→ **WHAT IS NEEDED**
Set down each entry from the block beneath, exactly as written.

→ **DATA FOR PROCESSING**
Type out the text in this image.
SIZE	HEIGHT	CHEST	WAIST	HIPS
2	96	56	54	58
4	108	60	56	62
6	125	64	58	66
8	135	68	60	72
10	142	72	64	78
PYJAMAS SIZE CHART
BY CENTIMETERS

→ **EXERCISE RESPONSE**
Type out the text in this image.
SIZE	HEIGHT	CHEST	WAIST	HIPS
2	96	56	54	58
4	108	60	56	62
6	125	64	58	66
8	135	68	60	72
10	142	72	64	78
PYJAMAS SIZE CHART
BY CENTIMETERS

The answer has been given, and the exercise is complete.